DIRECTIONS FOR THIS TASK »
Repeat verbatim each line from the line with "Give me the" to the end of the entries. Pictures do not belong in the copy.

+++ SUPPLIED DATA +++

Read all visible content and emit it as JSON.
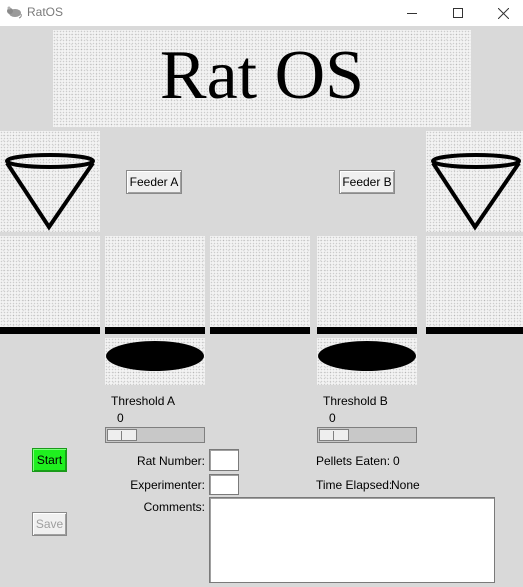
{
  "window": {
    "title": "RatOS",
    "icon": "rat-icon",
    "minimize_icon": "minimize-icon",
    "maximize_icon": "maximize-icon",
    "close_icon": "close-icon"
  },
  "banner": {
    "title": "Rat OS"
  },
  "feeders": {
    "a_label": "Feeder A",
    "b_label": "Feeder B",
    "cone_icon": "feeder-cone-icon"
  },
  "threshold_a": {
    "label": "Threshold A",
    "value": 0,
    "min": 0
  },
  "threshold_b": {
    "label": "Threshold B",
    "value": 0,
    "min": 0
  },
  "controls": {
    "start_label": "Start",
    "save_label": "Save",
    "start_color": "#1ff01f"
  },
  "form": {
    "rat_number_label": "Rat Number:",
    "rat_number_value": "",
    "experimenter_label": "Experimenter:",
    "experimenter_value": "",
    "comments_label": "Comments:",
    "comments_value": ""
  },
  "stats": {
    "pellets_label": "Pellets Eaten:",
    "pellets_value": "0",
    "time_label": "Time Elapsed:",
    "time_value": "None"
  }
}
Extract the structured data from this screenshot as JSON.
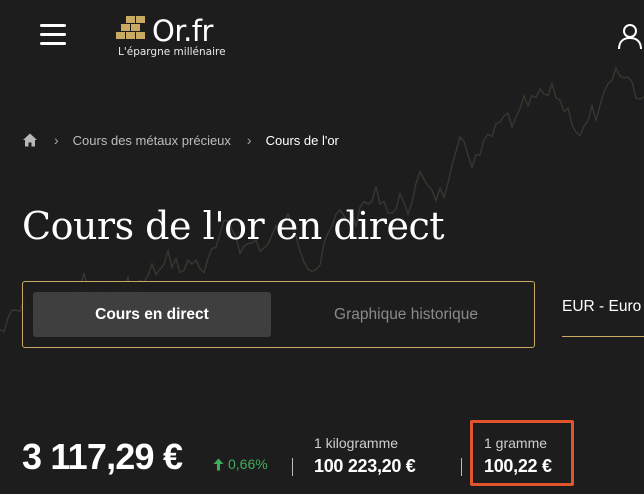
{
  "header": {
    "menu_icon": "hamburger-menu-icon",
    "logo": {
      "name": "Or.fr",
      "tagline": "L'épargne millénaire",
      "accent_color": "#c9aa62"
    },
    "user_icon": "user-icon"
  },
  "breadcrumb": {
    "home_icon": "home-icon",
    "items": [
      {
        "label": "Cours des métaux précieux"
      },
      {
        "label": "Cours de l'or"
      }
    ]
  },
  "title": "Cours de l'or en direct",
  "tabs": [
    {
      "label": "Cours en direct",
      "active": true
    },
    {
      "label": "Graphique historique",
      "active": false
    }
  ],
  "currency": {
    "selected": "EUR - Euro"
  },
  "price": {
    "main": "3 117,29 €",
    "change": "0,66%",
    "change_color": "#3fae5a",
    "kilogram": {
      "label": "1 kilogramme",
      "value": "100 223,20 €"
    },
    "gram": {
      "label": "1 gramme",
      "value": "100,22 €",
      "highlight_color": "#e2542c"
    }
  },
  "colors": {
    "background": "#1d1d1d",
    "gold_accent": "#c9aa62"
  }
}
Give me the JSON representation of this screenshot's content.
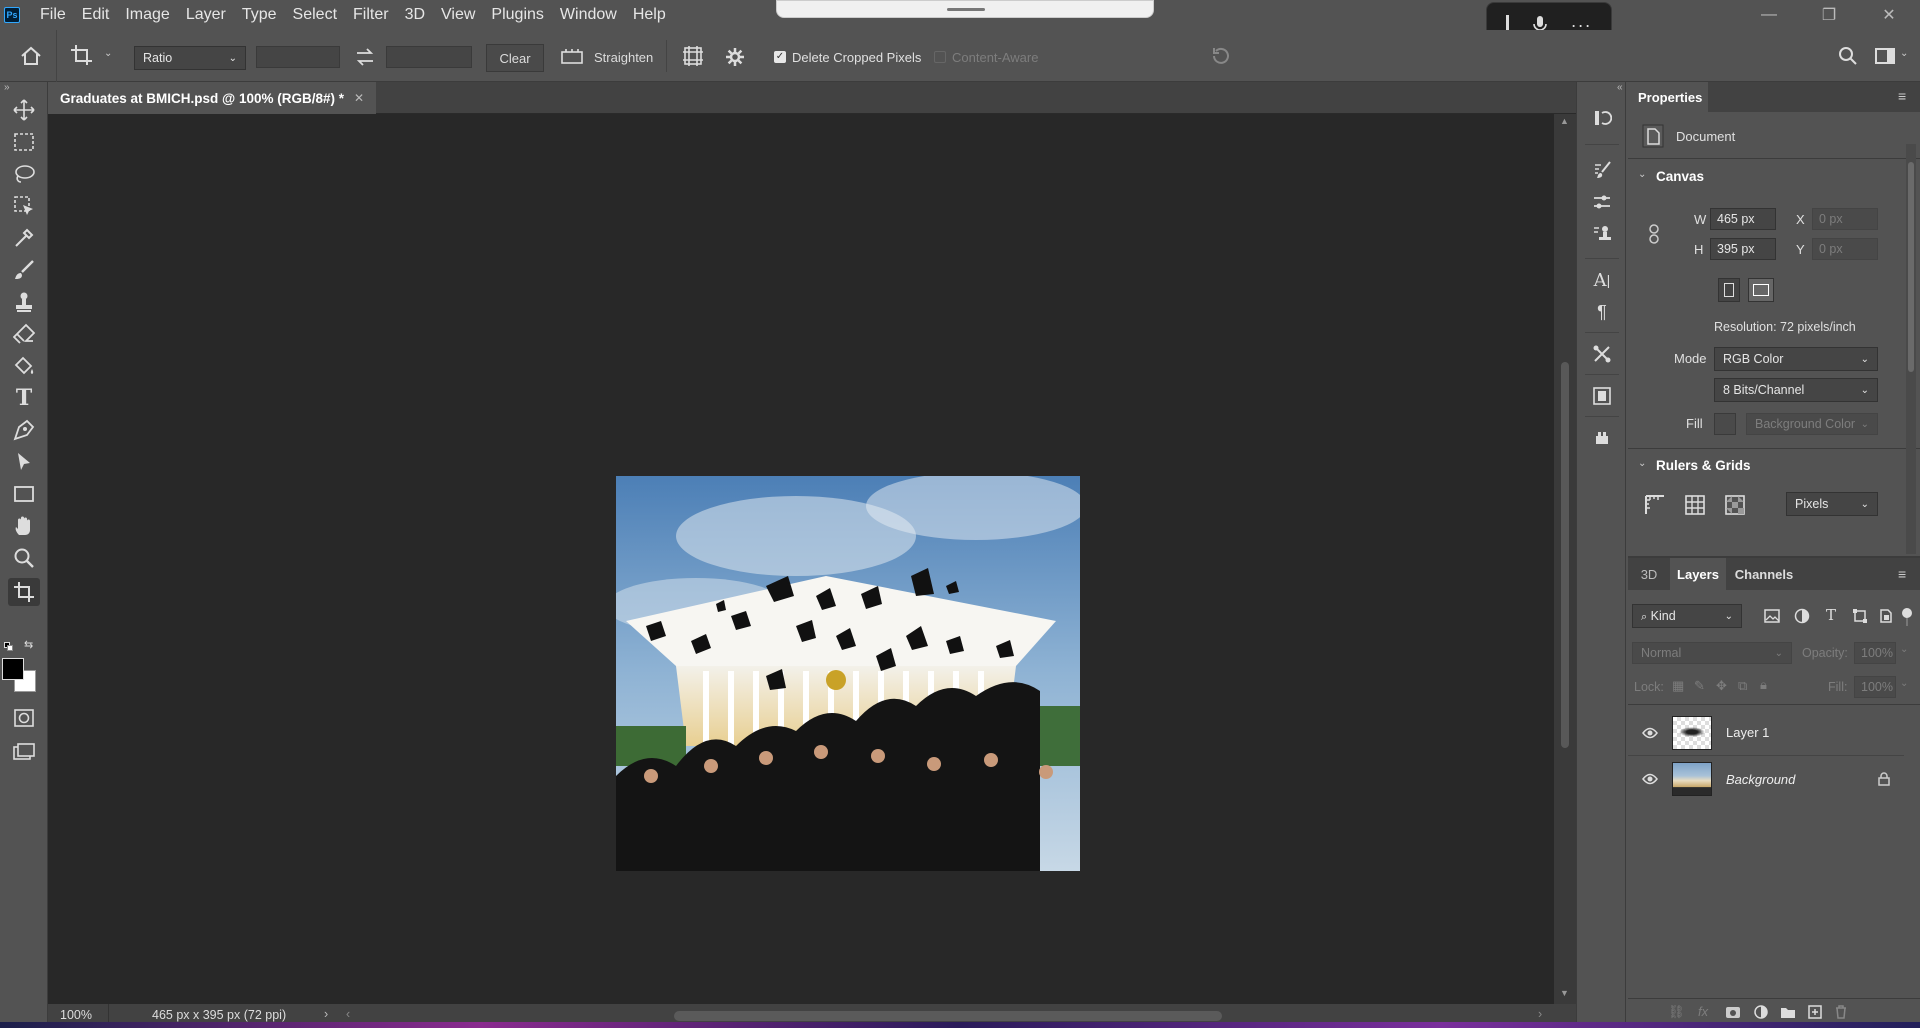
{
  "menubar": {
    "app_badge": "Ps",
    "items": [
      "File",
      "Edit",
      "Image",
      "Layer",
      "Type",
      "Select",
      "Filter",
      "3D",
      "View",
      "Plugins",
      "Window",
      "Help"
    ]
  },
  "options": {
    "ratio_label": "Ratio",
    "clear_label": "Clear",
    "straighten_label": "Straighten",
    "delete_cropped_label": "Delete Cropped Pixels",
    "delete_cropped_checked": true,
    "content_aware_label": "Content-Aware",
    "content_aware_checked": false
  },
  "document": {
    "tab_title": "Graduates at BMICH.psd @ 100% (RGB/8#) *",
    "zoom": "100%",
    "status_info": "465 px x 395 px (72 ppi)"
  },
  "properties": {
    "tab": "Properties",
    "section_doc": "Document",
    "canvas_header": "Canvas",
    "w_label": "W",
    "w_value": "465 px",
    "h_label": "H",
    "h_value": "395 px",
    "x_label": "X",
    "x_value": "0 px",
    "y_label": "Y",
    "y_value": "0 px",
    "resolution": "Resolution: 72 pixels/inch",
    "mode_label": "Mode",
    "mode_value": "RGB Color",
    "bits_value": "8 Bits/Channel",
    "fill_label": "Fill",
    "fill_value": "Background Color",
    "rulers_header": "Rulers & Grids",
    "units_value": "Pixels"
  },
  "layers_panel": {
    "tabs": [
      "3D",
      "Layers",
      "Channels"
    ],
    "active_tab": "Layers",
    "kind_label": "Kind",
    "blend_mode": "Normal",
    "opacity_label": "Opacity:",
    "opacity_value": "100%",
    "lock_label": "Lock:",
    "fill_label": "Fill:",
    "fill_value": "100%",
    "layers": [
      {
        "name": "Layer 1",
        "visible": true,
        "locked": false
      },
      {
        "name": "Background",
        "visible": true,
        "locked": true
      }
    ]
  },
  "colors": {
    "chrome": "#535353",
    "canvas_bg": "#282828",
    "panel_field": "#454545",
    "foreground": "#000000",
    "background": "#ffffff"
  }
}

+++

OUTPUT FOR THIS EXERCISE »
Give me the JSON representation of this screenshot's content.
{
  "menubar": {
    "app_badge": "Ps",
    "items": [
      "File",
      "Edit",
      "Image",
      "Layer",
      "Type",
      "Select",
      "Filter",
      "3D",
      "View",
      "Plugins",
      "Window",
      "Help"
    ]
  },
  "options": {
    "ratio_label": "Ratio",
    "clear_label": "Clear",
    "straighten_label": "Straighten",
    "delete_cropped_label": "Delete Cropped Pixels",
    "delete_cropped_checked": true,
    "content_aware_label": "Content-Aware",
    "content_aware_checked": false
  },
  "document": {
    "tab_title": "Graduates at BMICH.psd @ 100% (RGB/8#) *",
    "zoom": "100%",
    "status_info": "465 px x 395 px (72 ppi)"
  },
  "properties": {
    "tab": "Properties",
    "section_doc": "Document",
    "canvas_header": "Canvas",
    "w_label": "W",
    "w_value": "465 px",
    "h_label": "H",
    "h_value": "395 px",
    "x_label": "X",
    "x_value": "0 px",
    "y_label": "Y",
    "y_value": "0 px",
    "resolution": "Resolution: 72 pixels/inch",
    "mode_label": "Mode",
    "mode_value": "RGB Color",
    "bits_value": "8 Bits/Channel",
    "fill_label": "Fill",
    "fill_value": "Background Color",
    "rulers_header": "Rulers & Grids",
    "units_value": "Pixels"
  },
  "layers_panel": {
    "tabs": [
      "3D",
      "Layers",
      "Channels"
    ],
    "active_tab": "Layers",
    "kind_label": "Kind",
    "blend_mode": "Normal",
    "opacity_label": "Opacity:",
    "opacity_value": "100%",
    "lock_label": "Lock:",
    "fill_label": "Fill:",
    "fill_value": "100%",
    "layers": [
      {
        "name": "Layer 1",
        "visible": true,
        "locked": false
      },
      {
        "name": "Background",
        "visible": true,
        "locked": true
      }
    ]
  },
  "colors": {
    "chrome": "#535353",
    "canvas_bg": "#282828",
    "panel_field": "#454545",
    "foreground": "#000000",
    "background": "#ffffff"
  }
}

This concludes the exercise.